Brief. Write out the listing beneath this instruction in its entirety, exactly as it reads.

Supplied data.
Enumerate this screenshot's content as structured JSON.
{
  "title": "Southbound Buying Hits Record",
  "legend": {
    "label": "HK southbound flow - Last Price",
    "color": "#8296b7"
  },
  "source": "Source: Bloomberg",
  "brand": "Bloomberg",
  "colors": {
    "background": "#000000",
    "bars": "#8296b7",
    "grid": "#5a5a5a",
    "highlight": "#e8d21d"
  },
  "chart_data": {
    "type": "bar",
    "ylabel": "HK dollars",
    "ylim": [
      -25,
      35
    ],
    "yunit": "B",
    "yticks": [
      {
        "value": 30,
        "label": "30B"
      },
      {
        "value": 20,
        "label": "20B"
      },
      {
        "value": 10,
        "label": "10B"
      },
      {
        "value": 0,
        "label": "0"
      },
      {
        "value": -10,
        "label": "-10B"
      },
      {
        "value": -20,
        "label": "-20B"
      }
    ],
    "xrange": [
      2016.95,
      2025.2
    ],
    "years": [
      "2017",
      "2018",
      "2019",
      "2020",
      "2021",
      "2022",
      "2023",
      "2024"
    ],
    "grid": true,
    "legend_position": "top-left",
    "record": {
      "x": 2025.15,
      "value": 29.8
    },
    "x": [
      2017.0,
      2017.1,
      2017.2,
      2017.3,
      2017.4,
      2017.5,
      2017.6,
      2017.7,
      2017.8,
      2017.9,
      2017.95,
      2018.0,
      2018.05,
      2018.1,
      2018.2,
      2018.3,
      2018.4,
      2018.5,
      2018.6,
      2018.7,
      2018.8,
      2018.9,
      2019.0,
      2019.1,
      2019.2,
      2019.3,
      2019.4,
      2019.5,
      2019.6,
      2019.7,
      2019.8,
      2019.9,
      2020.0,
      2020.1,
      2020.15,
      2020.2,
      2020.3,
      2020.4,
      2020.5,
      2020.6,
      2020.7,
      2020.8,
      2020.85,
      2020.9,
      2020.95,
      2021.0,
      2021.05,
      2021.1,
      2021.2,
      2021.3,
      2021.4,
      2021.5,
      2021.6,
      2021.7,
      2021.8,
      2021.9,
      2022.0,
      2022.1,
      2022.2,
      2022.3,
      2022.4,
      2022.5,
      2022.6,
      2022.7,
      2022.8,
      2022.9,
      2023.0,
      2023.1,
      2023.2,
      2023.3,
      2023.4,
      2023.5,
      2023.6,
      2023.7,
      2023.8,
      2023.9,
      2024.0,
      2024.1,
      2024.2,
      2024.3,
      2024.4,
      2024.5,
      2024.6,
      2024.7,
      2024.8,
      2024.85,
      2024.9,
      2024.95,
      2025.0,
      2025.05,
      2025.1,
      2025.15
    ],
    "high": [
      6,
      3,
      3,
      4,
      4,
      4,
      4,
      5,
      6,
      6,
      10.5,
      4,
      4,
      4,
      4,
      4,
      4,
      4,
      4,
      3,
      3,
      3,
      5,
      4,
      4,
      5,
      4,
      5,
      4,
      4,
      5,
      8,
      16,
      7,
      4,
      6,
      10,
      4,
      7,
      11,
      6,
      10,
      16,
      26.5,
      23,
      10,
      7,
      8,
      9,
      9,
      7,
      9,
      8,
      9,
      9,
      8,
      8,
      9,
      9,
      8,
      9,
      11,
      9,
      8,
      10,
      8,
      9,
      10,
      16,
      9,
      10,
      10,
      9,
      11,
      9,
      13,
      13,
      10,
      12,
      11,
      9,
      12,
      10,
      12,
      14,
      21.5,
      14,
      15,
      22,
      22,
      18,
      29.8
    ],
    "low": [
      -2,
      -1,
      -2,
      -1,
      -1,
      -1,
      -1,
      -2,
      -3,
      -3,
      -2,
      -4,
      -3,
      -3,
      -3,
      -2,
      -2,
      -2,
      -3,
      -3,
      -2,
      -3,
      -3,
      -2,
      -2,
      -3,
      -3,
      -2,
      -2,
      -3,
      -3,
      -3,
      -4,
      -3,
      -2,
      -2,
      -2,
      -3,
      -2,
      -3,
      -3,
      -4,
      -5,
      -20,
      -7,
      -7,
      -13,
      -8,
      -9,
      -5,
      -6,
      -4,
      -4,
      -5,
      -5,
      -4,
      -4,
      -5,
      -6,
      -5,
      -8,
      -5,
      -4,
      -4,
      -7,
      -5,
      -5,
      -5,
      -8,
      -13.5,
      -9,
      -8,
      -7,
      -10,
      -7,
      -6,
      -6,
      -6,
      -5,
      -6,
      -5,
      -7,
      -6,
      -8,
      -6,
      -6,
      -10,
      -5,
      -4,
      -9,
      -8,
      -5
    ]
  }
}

Worked answer.
Enumerate this screenshot's content as structured JSON.
{
  "title": "Southbound Buying Hits Record",
  "legend": {
    "label": "HK southbound flow - Last Price",
    "color": "#8296b7"
  },
  "source": "Source: Bloomberg",
  "brand": "Bloomberg",
  "colors": {
    "background": "#000000",
    "bars": "#8296b7",
    "grid": "#5a5a5a",
    "highlight": "#e8d21d"
  },
  "chart_data": {
    "type": "bar",
    "ylabel": "HK dollars",
    "ylim": [
      -25,
      35
    ],
    "yunit": "B",
    "yticks": [
      {
        "value": 30,
        "label": "30B"
      },
      {
        "value": 20,
        "label": "20B"
      },
      {
        "value": 10,
        "label": "10B"
      },
      {
        "value": 0,
        "label": "0"
      },
      {
        "value": -10,
        "label": "-10B"
      },
      {
        "value": -20,
        "label": "-20B"
      }
    ],
    "xrange": [
      2016.95,
      2025.2
    ],
    "years": [
      "2017",
      "2018",
      "2019",
      "2020",
      "2021",
      "2022",
      "2023",
      "2024"
    ],
    "grid": true,
    "legend_position": "top-left",
    "record": {
      "x": 2025.15,
      "value": 29.8
    },
    "x": [
      2017.0,
      2017.1,
      2017.2,
      2017.3,
      2017.4,
      2017.5,
      2017.6,
      2017.7,
      2017.8,
      2017.9,
      2017.95,
      2018.0,
      2018.05,
      2018.1,
      2018.2,
      2018.3,
      2018.4,
      2018.5,
      2018.6,
      2018.7,
      2018.8,
      2018.9,
      2019.0,
      2019.1,
      2019.2,
      2019.3,
      2019.4,
      2019.5,
      2019.6,
      2019.7,
      2019.8,
      2019.9,
      2020.0,
      2020.1,
      2020.15,
      2020.2,
      2020.3,
      2020.4,
      2020.5,
      2020.6,
      2020.7,
      2020.8,
      2020.85,
      2020.9,
      2020.95,
      2021.0,
      2021.05,
      2021.1,
      2021.2,
      2021.3,
      2021.4,
      2021.5,
      2021.6,
      2021.7,
      2021.8,
      2021.9,
      2022.0,
      2022.1,
      2022.2,
      2022.3,
      2022.4,
      2022.5,
      2022.6,
      2022.7,
      2022.8,
      2022.9,
      2023.0,
      2023.1,
      2023.2,
      2023.3,
      2023.4,
      2023.5,
      2023.6,
      2023.7,
      2023.8,
      2023.9,
      2024.0,
      2024.1,
      2024.2,
      2024.3,
      2024.4,
      2024.5,
      2024.6,
      2024.7,
      2024.8,
      2024.85,
      2024.9,
      2024.95,
      2025.0,
      2025.05,
      2025.1,
      2025.15
    ],
    "high": [
      6,
      3,
      3,
      4,
      4,
      4,
      4,
      5,
      6,
      6,
      10.5,
      4,
      4,
      4,
      4,
      4,
      4,
      4,
      4,
      3,
      3,
      3,
      5,
      4,
      4,
      5,
      4,
      5,
      4,
      4,
      5,
      8,
      16,
      7,
      4,
      6,
      10,
      4,
      7,
      11,
      6,
      10,
      16,
      26.5,
      23,
      10,
      7,
      8,
      9,
      9,
      7,
      9,
      8,
      9,
      9,
      8,
      8,
      9,
      9,
      8,
      9,
      11,
      9,
      8,
      10,
      8,
      9,
      10,
      16,
      9,
      10,
      10,
      9,
      11,
      9,
      13,
      13,
      10,
      12,
      11,
      9,
      12,
      10,
      12,
      14,
      21.5,
      14,
      15,
      22,
      22,
      18,
      29.8
    ],
    "low": [
      -2,
      -1,
      -2,
      -1,
      -1,
      -1,
      -1,
      -2,
      -3,
      -3,
      -2,
      -4,
      -3,
      -3,
      -3,
      -2,
      -2,
      -2,
      -3,
      -3,
      -2,
      -3,
      -3,
      -2,
      -2,
      -3,
      -3,
      -2,
      -2,
      -3,
      -3,
      -3,
      -4,
      -3,
      -2,
      -2,
      -2,
      -3,
      -2,
      -3,
      -3,
      -4,
      -5,
      -20,
      -7,
      -7,
      -13,
      -8,
      -9,
      -5,
      -6,
      -4,
      -4,
      -5,
      -5,
      -4,
      -4,
      -5,
      -6,
      -5,
      -8,
      -5,
      -4,
      -4,
      -7,
      -5,
      -5,
      -5,
      -8,
      -13.5,
      -9,
      -8,
      -7,
      -10,
      -7,
      -6,
      -6,
      -6,
      -5,
      -6,
      -5,
      -7,
      -6,
      -8,
      -6,
      -6,
      -10,
      -5,
      -4,
      -9,
      -8,
      -5
    ]
  }
}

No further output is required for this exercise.